■ **Your objective**:
Restate the entries below verbatim.

------

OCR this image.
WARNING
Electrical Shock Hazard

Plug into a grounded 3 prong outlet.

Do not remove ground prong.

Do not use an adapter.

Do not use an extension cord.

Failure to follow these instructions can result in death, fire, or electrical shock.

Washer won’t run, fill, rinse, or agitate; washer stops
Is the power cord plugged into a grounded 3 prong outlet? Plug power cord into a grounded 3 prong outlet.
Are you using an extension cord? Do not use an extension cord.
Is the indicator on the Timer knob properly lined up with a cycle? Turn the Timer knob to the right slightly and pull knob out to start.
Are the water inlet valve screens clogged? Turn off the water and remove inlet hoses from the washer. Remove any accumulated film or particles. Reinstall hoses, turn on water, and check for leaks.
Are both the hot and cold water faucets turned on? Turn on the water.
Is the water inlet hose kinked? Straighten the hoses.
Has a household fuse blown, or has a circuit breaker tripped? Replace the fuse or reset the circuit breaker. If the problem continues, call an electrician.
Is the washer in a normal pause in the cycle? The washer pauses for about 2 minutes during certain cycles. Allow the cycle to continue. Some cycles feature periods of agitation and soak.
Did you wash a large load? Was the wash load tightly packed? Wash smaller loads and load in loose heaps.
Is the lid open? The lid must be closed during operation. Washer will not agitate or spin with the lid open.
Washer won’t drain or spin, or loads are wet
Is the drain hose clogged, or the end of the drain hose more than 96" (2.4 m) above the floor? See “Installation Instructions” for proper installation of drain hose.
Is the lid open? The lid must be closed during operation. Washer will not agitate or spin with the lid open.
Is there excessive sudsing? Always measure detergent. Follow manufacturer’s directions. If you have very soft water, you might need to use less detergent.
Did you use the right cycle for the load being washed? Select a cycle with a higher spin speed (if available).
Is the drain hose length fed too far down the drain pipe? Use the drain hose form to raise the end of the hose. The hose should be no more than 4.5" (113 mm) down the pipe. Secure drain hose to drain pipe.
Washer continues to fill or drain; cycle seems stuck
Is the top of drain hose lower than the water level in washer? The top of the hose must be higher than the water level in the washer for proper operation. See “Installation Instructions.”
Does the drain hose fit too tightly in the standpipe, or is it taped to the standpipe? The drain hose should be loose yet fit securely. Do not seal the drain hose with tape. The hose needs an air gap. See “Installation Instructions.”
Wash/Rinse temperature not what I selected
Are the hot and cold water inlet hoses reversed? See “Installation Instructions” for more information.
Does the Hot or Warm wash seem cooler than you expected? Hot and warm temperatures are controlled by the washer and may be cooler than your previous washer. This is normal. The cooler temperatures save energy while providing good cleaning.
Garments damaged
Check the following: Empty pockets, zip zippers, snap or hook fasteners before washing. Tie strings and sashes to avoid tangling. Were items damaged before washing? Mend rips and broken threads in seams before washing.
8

------

■ **Right answer**:
OCR this image.
WARNING
Electrical Shock Hazard

Plug into a grounded 3 prong outlet.

Do not remove ground prong.

Do not use an adapter.

Do not use an extension cord.

Failure to follow these instructions can result in death, fire, or electrical shock.

Washer won’t run, fill, rinse, or agitate; washer stops
Is the power cord plugged into a grounded 3 prong outlet? Plug power cord into a grounded 3 prong outlet.
Are you using an extension cord? Do not use an extension cord.
Is the indicator on the Timer knob properly lined up with a cycle? Turn the Timer knob to the right slightly and pull knob out to start.
Are the water inlet valve screens clogged? Turn off the water and remove inlet hoses from the washer. Remove any accumulated film or particles. Reinstall hoses, turn on water, and check for leaks.
Are both the hot and cold water faucets turned on? Turn on the water.
Is the water inlet hose kinked? Straighten the hoses.
Has a household fuse blown, or has a circuit breaker tripped? Replace the fuse or reset the circuit breaker. If the problem continues, call an electrician.
Is the washer in a normal pause in the cycle? The washer pauses for about 2 minutes during certain cycles. Allow the cycle to continue. Some cycles feature periods of agitation and soak.
Did you wash a large load? Was the wash load tightly packed? Wash smaller loads and load in loose heaps.
Is the lid open? The lid must be closed during operation. Washer will not agitate or spin with the lid open.
Washer won’t drain or spin, or loads are wet
Is the drain hose clogged, or the end of the drain hose more than 96" (2.4 m) above the floor? See “Installation Instructions” for proper installation of drain hose.
Is the lid open? The lid must be closed during operation. Washer will not agitate or spin with the lid open.
Is there excessive sudsing? Always measure detergent. Follow manufacturer’s directions. If you have very soft water, you might need to use less detergent.
Did you use the right cycle for the load being washed? Select a cycle with a higher spin speed (if available).
Is the drain hose length fed too far down the drain pipe? Use the drain hose form to raise the end of the hose. The hose should be no more than 4.5" (113 mm) down the pipe. Secure drain hose to drain pipe.
Washer continues to fill or drain; cycle seems stuck
Is the top of drain hose lower than the water level in washer? The top of the hose must be higher than the water level in the washer for proper operation. See “Installation Instructions.”
Does the drain hose fit too tightly in the standpipe, or is it taped to the standpipe? The drain hose should be loose yet fit securely. Do not seal the drain hose with tape. The hose needs an air gap. See “Installation Instructions.”
Wash/Rinse temperature not what I selected
Are the hot and cold water inlet hoses reversed? See “Installation Instructions” for more information.
Does the Hot or Warm wash seem cooler than you expected? Hot and warm temperatures are controlled by the washer and may be cooler than your previous washer. This is normal. The cooler temperatures save energy while providing good cleaning.
Garments damaged
Check the following: Empty pockets, zip zippers, snap or hook fasteners before washing. Tie strings and sashes to avoid tangling. Were items damaged before washing? Mend rips and broken threads in seams before washing.
8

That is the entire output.